Stored items

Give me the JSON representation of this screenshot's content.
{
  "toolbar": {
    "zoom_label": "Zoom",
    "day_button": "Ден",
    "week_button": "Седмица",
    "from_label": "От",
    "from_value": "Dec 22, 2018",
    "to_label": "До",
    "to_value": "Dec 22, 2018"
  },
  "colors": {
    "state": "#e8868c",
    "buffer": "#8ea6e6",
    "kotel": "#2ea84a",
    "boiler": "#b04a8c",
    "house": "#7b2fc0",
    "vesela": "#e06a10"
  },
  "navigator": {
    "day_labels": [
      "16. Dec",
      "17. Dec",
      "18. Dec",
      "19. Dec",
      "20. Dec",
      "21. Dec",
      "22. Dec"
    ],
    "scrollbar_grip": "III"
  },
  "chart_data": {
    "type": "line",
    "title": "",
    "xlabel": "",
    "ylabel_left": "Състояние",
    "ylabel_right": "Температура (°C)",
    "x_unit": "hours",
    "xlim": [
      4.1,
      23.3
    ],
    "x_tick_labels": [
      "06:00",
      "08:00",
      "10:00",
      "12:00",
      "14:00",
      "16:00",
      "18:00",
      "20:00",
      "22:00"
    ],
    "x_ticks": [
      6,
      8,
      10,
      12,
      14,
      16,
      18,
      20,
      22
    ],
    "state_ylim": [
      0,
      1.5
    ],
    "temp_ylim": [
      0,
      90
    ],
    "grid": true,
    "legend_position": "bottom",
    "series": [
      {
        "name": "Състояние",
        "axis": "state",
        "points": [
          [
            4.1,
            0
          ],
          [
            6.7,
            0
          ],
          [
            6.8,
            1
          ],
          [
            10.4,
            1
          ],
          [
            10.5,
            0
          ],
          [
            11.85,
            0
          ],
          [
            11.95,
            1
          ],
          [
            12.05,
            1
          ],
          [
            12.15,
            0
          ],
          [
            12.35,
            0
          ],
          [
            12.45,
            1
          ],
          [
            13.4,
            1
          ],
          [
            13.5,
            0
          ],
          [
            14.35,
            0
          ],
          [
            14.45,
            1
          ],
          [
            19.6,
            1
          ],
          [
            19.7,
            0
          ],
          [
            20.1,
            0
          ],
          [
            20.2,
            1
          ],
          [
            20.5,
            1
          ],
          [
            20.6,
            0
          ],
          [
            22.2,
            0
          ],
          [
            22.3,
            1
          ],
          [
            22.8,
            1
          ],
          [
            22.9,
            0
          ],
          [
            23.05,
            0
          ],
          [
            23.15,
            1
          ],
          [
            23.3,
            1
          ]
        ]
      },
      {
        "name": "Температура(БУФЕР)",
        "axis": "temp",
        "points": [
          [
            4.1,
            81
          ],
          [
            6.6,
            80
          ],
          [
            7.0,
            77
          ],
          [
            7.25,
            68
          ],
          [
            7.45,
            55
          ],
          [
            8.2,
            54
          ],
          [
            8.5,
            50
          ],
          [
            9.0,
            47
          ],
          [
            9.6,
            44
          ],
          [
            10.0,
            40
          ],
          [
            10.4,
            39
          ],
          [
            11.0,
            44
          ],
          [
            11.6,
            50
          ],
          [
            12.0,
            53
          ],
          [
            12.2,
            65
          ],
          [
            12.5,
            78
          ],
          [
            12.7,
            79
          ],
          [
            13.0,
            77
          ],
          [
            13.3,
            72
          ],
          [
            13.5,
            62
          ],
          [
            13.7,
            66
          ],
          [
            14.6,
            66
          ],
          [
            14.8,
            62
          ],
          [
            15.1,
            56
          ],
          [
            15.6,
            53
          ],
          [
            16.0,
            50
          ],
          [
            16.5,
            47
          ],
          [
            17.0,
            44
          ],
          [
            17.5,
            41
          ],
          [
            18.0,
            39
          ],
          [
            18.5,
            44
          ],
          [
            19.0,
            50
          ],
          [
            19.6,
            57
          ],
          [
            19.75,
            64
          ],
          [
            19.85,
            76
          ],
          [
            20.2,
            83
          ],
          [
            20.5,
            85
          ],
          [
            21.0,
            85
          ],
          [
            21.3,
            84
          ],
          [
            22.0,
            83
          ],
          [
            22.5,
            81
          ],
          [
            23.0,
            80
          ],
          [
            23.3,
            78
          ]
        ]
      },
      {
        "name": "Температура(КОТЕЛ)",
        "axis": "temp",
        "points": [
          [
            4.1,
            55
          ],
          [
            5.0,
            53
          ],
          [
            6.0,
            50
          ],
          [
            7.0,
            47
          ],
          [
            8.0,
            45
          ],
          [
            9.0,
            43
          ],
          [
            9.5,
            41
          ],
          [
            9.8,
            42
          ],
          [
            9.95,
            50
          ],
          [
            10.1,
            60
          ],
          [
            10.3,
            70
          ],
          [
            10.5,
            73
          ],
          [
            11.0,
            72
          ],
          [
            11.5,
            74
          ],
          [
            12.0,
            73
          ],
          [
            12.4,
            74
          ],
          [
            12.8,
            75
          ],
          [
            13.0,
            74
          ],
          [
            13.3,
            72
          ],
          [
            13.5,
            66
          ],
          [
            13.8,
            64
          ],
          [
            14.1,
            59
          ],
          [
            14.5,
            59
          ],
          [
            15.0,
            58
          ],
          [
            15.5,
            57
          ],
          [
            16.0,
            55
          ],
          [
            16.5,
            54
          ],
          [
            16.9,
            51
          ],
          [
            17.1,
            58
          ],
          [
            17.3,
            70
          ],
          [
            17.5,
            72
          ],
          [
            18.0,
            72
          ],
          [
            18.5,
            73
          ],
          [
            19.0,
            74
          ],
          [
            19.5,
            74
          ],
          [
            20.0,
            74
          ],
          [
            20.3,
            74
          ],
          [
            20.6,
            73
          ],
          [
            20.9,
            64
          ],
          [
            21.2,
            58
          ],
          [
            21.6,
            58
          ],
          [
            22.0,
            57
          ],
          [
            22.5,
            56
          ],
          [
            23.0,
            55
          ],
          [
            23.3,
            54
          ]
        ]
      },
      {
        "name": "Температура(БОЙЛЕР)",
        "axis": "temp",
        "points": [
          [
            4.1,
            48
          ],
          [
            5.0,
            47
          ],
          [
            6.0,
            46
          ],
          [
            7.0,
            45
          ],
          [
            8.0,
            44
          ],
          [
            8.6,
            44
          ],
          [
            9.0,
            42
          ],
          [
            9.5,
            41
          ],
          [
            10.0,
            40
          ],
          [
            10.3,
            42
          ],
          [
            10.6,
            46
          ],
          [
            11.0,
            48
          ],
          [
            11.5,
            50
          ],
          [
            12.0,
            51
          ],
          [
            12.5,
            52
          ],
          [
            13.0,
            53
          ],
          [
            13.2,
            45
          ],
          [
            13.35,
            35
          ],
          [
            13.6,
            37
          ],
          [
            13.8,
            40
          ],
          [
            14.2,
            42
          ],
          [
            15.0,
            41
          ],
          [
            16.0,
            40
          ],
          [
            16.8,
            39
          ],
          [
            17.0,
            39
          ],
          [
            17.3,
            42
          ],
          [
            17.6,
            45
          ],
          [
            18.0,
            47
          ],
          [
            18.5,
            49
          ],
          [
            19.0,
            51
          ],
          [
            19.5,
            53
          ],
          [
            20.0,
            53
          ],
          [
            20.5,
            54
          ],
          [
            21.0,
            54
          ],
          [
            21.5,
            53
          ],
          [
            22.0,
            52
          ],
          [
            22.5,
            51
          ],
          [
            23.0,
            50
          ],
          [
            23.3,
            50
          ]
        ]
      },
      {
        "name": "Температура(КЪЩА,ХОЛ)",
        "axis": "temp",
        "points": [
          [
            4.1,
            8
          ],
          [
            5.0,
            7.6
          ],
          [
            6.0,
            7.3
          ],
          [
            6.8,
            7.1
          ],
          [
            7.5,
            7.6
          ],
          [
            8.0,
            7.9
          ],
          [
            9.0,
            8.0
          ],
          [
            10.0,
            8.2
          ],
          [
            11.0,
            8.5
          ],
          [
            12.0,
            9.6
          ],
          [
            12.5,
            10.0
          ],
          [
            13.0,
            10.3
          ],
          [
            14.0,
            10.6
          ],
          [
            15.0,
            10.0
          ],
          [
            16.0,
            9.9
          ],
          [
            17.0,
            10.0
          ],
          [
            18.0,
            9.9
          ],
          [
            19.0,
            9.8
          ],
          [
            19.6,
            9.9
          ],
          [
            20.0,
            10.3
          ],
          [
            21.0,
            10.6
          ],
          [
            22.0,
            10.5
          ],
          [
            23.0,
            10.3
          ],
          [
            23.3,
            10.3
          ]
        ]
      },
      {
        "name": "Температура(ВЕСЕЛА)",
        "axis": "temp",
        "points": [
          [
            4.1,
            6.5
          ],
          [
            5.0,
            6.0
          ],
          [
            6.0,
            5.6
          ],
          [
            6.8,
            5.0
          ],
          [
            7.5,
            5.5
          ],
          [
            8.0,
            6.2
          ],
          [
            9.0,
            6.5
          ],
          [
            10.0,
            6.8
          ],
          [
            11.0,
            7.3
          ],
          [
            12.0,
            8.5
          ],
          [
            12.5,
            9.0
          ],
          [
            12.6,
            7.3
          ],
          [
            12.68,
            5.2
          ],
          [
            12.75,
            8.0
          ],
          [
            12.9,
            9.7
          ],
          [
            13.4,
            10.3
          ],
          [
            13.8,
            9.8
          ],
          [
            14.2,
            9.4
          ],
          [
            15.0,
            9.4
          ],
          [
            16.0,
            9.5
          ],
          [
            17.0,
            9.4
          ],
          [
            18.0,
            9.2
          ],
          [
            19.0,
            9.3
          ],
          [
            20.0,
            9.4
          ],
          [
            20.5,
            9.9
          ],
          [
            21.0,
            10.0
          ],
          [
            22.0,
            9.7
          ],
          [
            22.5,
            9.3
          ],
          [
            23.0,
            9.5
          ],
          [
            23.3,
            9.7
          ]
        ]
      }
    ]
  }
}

• [YOUR TASK] Find every line that has "Състояние" in it, then return those lines.

• [SOLUTION FOR THIS EXERCISE]
    "ylabel_left": "Състояние",
        "name": "Състояние",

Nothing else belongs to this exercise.